*Problem description*
An exact copy of all the data is required, with pictures left out.

*Collected data*
..............................

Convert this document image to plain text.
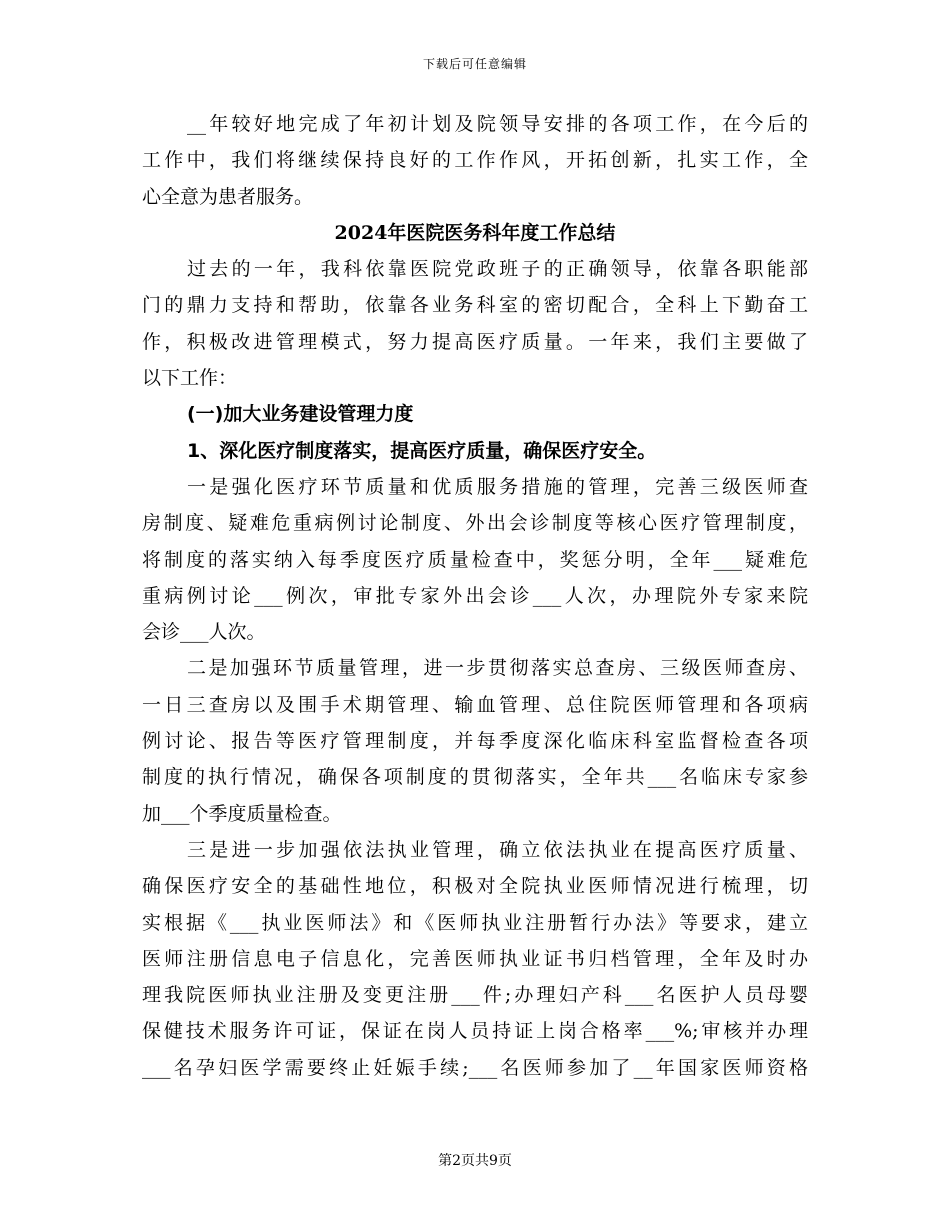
下载后可任意编辑
__年较好地完成了年初计划及院领导安排的各项工作，在今后的
工作中，我们将继续保持良好的工作作风，开拓创新，扎实工作，全
心全意为患者服务。
2024年医院医务科年度工作总结
过去的一年，我科依靠医院党政班子的正确领导，依靠各职能部
门的鼎力支持和帮助，依靠各业务科室的密切配合，全科上下勤奋工
作，积极改进管理模式，努力提高医疗质量。一年来，我们主要做了
以下工作：
(一)加大业务建设管理力度
1、深化医疗制度落实，提高医疗质量，确保医疗安全。
一是强化医疗环节质量和优质服务措施的管理，完善三级医师查
房制度、疑难危重病例讨论制度、外出会诊制度等核心医疗管理制度，
将制度的落实纳入每季度医疗质量检查中，奖惩分明，全年___疑难危
重病例讨论___例次，审批专家外出会诊___人次，办理院外专家来院
会诊___人次。
二是加强环节质量管理，进一步贯彻落实总查房、三级医师查房、
一日三查房以及围手术期管理、输血管理、总住院医师管理和各项病
例讨论、报告等医疗管理制度，并每季度深化临床科室监督检查各项
制度的执行情况，确保各项制度的贯彻落实，全年共___名临床专家参
加___个季度质量检查。
三是进一步加强依法执业管理，确立依法执业在提高医疗质量、
确保医疗安全的基础性地位，积极对全院执业医师情况进行梳理，切
实根据《___执业医师法》和《医师执业注册暂行办法》等要求，建立
医师注册信息电子信息化，完善医师执业证书归档管理，全年及时办
理我院医师执业注册及变更注册___件;办理妇产科___名医护人员母婴
保健技术服务许可证，保证在岗人员持证上岗合格率___%;审核并办理
___名孕妇医学需要终止妊娠手续;___名医师参加了__年国家医师资格
第2页共9页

..............................

*Solution*
Convert this document image to plain text.
下载后可任意编辑
__年较好地完成了年初计划及院领导安排的各项工作，在今后的
工作中，我们将继续保持良好的工作作风，开拓创新，扎实工作，全
心全意为患者服务。
2024年医院医务科年度工作总结
过去的一年，我科依靠医院党政班子的正确领导，依靠各职能部
门的鼎力支持和帮助，依靠各业务科室的密切配合，全科上下勤奋工
作，积极改进管理模式，努力提高医疗质量。一年来，我们主要做了
以下工作：
(一)加大业务建设管理力度
1、深化医疗制度落实，提高医疗质量，确保医疗安全。
一是强化医疗环节质量和优质服务措施的管理，完善三级医师查
房制度、疑难危重病例讨论制度、外出会诊制度等核心医疗管理制度，
将制度的落实纳入每季度医疗质量检查中，奖惩分明，全年___疑难危
重病例讨论___例次，审批专家外出会诊___人次，办理院外专家来院
会诊___人次。
二是加强环节质量管理，进一步贯彻落实总查房、三级医师查房、
一日三查房以及围手术期管理、输血管理、总住院医师管理和各项病
例讨论、报告等医疗管理制度，并每季度深化临床科室监督检查各项
制度的执行情况，确保各项制度的贯彻落实，全年共___名临床专家参
加___个季度质量检查。
三是进一步加强依法执业管理，确立依法执业在提高医疗质量、
确保医疗安全的基础性地位，积极对全院执业医师情况进行梳理，切
实根据《___执业医师法》和《医师执业注册暂行办法》等要求，建立
医师注册信息电子信息化，完善医师执业证书归档管理，全年及时办
理我院医师执业注册及变更注册___件;办理妇产科___名医护人员母婴
保健技术服务许可证，保证在岗人员持证上岗合格率___%;审核并办理
___名孕妇医学需要终止妊娠手续;___名医师参加了__年国家医师资格
第2页共9页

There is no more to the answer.